Data shown:
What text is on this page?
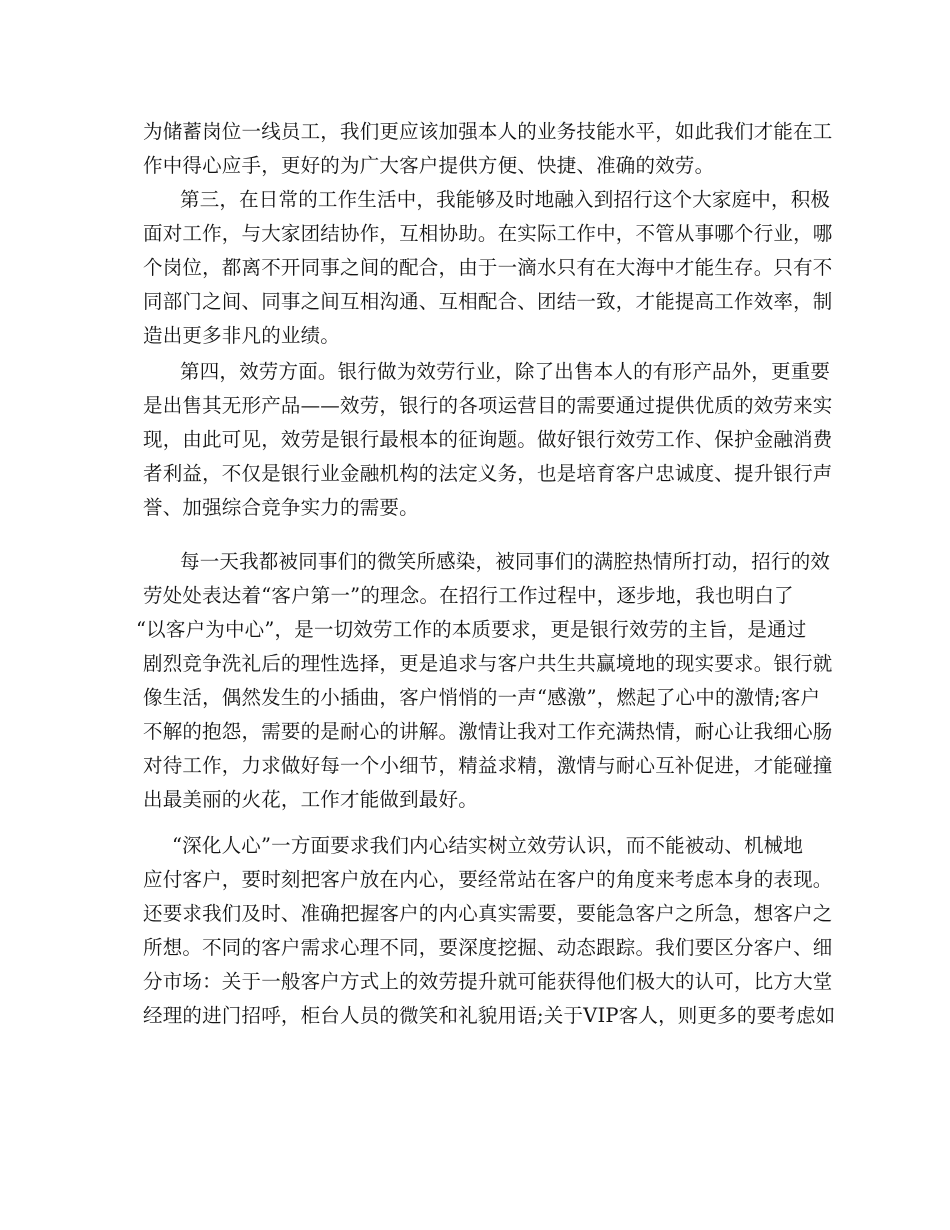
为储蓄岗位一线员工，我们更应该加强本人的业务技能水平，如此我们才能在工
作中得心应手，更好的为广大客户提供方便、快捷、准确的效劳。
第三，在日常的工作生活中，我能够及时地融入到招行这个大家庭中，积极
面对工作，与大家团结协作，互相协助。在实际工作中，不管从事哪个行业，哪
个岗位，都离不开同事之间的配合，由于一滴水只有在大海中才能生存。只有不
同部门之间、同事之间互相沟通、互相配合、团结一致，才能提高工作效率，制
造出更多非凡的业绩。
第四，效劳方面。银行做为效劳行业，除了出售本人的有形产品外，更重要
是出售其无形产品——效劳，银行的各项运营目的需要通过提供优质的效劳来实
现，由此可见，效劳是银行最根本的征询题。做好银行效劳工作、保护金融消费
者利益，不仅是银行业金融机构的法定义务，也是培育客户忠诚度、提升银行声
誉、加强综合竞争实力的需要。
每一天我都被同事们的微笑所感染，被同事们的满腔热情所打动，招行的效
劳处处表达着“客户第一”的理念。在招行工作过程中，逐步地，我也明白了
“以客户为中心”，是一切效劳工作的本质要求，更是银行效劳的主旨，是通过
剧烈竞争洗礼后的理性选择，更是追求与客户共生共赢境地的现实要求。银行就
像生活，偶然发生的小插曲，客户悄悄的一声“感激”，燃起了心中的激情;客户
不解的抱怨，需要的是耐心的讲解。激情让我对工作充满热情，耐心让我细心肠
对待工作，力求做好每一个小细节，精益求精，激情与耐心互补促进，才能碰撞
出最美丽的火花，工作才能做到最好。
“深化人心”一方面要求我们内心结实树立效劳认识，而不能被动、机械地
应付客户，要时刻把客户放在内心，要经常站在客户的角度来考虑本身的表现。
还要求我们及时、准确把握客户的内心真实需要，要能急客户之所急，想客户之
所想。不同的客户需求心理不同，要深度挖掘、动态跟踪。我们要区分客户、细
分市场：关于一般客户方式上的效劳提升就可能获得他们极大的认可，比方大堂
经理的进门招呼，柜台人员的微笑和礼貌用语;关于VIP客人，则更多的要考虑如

Description of the task: Retype the whole listing, keeping every line identical and omitting all pictures.

Answer to the task:
What text is on this page?
为储蓄岗位一线员工，我们更应该加强本人的业务技能水平，如此我们才能在工
作中得心应手，更好的为广大客户提供方便、快捷、准确的效劳。
第三，在日常的工作生活中，我能够及时地融入到招行这个大家庭中，积极
面对工作，与大家团结协作，互相协助。在实际工作中，不管从事哪个行业，哪
个岗位，都离不开同事之间的配合，由于一滴水只有在大海中才能生存。只有不
同部门之间、同事之间互相沟通、互相配合、团结一致，才能提高工作效率，制
造出更多非凡的业绩。
第四，效劳方面。银行做为效劳行业，除了出售本人的有形产品外，更重要
是出售其无形产品——效劳，银行的各项运营目的需要通过提供优质的效劳来实
现，由此可见，效劳是银行最根本的征询题。做好银行效劳工作、保护金融消费
者利益，不仅是银行业金融机构的法定义务，也是培育客户忠诚度、提升银行声
誉、加强综合竞争实力的需要。
每一天我都被同事们的微笑所感染，被同事们的满腔热情所打动，招行的效
劳处处表达着“客户第一”的理念。在招行工作过程中，逐步地，我也明白了
“以客户为中心”，是一切效劳工作的本质要求，更是银行效劳的主旨，是通过
剧烈竞争洗礼后的理性选择，更是追求与客户共生共赢境地的现实要求。银行就
像生活，偶然发生的小插曲，客户悄悄的一声“感激”，燃起了心中的激情;客户
不解的抱怨，需要的是耐心的讲解。激情让我对工作充满热情，耐心让我细心肠
对待工作，力求做好每一个小细节，精益求精，激情与耐心互补促进，才能碰撞
出最美丽的火花，工作才能做到最好。
“深化人心”一方面要求我们内心结实树立效劳认识，而不能被动、机械地
应付客户，要时刻把客户放在内心，要经常站在客户的角度来考虑本身的表现。
还要求我们及时、准确把握客户的内心真实需要，要能急客户之所急，想客户之
所想。不同的客户需求心理不同，要深度挖掘、动态跟踪。我们要区分客户、细
分市场：关于一般客户方式上的效劳提升就可能获得他们极大的认可，比方大堂
经理的进门招呼，柜台人员的微笑和礼貌用语;关于VIP客人，则更多的要考虑如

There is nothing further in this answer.